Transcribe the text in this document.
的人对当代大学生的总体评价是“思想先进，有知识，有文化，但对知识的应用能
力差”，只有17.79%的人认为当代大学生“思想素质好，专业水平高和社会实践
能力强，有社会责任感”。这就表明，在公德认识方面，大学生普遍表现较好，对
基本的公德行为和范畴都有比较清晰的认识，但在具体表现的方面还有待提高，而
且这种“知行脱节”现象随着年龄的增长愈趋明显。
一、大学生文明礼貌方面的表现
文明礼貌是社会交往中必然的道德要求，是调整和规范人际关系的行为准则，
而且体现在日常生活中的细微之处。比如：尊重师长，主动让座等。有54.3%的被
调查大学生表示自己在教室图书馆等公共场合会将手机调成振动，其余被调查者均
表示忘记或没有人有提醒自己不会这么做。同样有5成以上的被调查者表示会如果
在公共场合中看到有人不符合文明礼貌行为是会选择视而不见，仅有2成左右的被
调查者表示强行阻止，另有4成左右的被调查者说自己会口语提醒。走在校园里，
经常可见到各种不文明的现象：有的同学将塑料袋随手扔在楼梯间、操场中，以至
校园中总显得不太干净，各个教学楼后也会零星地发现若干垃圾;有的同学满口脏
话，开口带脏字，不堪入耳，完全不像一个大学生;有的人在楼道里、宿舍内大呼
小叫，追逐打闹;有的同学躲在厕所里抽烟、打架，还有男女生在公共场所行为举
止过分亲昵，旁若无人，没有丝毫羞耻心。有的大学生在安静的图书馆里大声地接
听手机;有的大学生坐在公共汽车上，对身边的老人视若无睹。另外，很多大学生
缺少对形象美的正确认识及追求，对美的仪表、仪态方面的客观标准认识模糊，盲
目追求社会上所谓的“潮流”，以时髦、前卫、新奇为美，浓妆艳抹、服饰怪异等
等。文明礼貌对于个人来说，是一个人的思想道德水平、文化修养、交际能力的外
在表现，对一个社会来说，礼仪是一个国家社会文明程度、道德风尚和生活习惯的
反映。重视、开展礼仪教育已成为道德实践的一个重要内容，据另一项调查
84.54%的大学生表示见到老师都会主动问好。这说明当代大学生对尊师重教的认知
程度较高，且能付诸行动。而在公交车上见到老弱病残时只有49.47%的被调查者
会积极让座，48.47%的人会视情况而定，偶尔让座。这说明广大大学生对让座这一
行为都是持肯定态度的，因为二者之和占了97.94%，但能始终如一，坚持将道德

*Task brief*
Reproduce all of the material above word for word.

*Result below*
Transcribe the text in this document.
的人对当代大学生的总体评价是“思想先进，有知识，有文化，但对知识的应用能
力差”，只有17.79%的人认为当代大学生“思想素质好，专业水平高和社会实践
能力强，有社会责任感”。这就表明，在公德认识方面，大学生普遍表现较好，对
基本的公德行为和范畴都有比较清晰的认识，但在具体表现的方面还有待提高，而
且这种“知行脱节”现象随着年龄的增长愈趋明显。
一、大学生文明礼貌方面的表现
文明礼貌是社会交往中必然的道德要求，是调整和规范人际关系的行为准则，
而且体现在日常生活中的细微之处。比如：尊重师长，主动让座等。有54.3%的被
调查大学生表示自己在教室图书馆等公共场合会将手机调成振动，其余被调查者均
表示忘记或没有人有提醒自己不会这么做。同样有5成以上的被调查者表示会如果
在公共场合中看到有人不符合文明礼貌行为是会选择视而不见，仅有2成左右的被
调查者表示强行阻止，另有4成左右的被调查者说自己会口语提醒。走在校园里，
经常可见到各种不文明的现象：有的同学将塑料袋随手扔在楼梯间、操场中，以至
校园中总显得不太干净，各个教学楼后也会零星地发现若干垃圾;有的同学满口脏
话，开口带脏字，不堪入耳，完全不像一个大学生;有的人在楼道里、宿舍内大呼
小叫，追逐打闹;有的同学躲在厕所里抽烟、打架，还有男女生在公共场所行为举
止过分亲昵，旁若无人，没有丝毫羞耻心。有的大学生在安静的图书馆里大声地接
听手机;有的大学生坐在公共汽车上，对身边的老人视若无睹。另外，很多大学生
缺少对形象美的正确认识及追求，对美的仪表、仪态方面的客观标准认识模糊，盲
目追求社会上所谓的“潮流”，以时髦、前卫、新奇为美，浓妆艳抹、服饰怪异等
等。文明礼貌对于个人来说，是一个人的思想道德水平、文化修养、交际能力的外
在表现，对一个社会来说，礼仪是一个国家社会文明程度、道德风尚和生活习惯的
反映。重视、开展礼仪教育已成为道德实践的一个重要内容，据另一项调查
84.54%的大学生表示见到老师都会主动问好。这说明当代大学生对尊师重教的认知
程度较高，且能付诸行动。而在公交车上见到老弱病残时只有49.47%的被调查者
会积极让座，48.47%的人会视情况而定，偶尔让座。这说明广大大学生对让座这一
行为都是持肯定态度的，因为二者之和占了97.94%，但能始终如一，坚持将道德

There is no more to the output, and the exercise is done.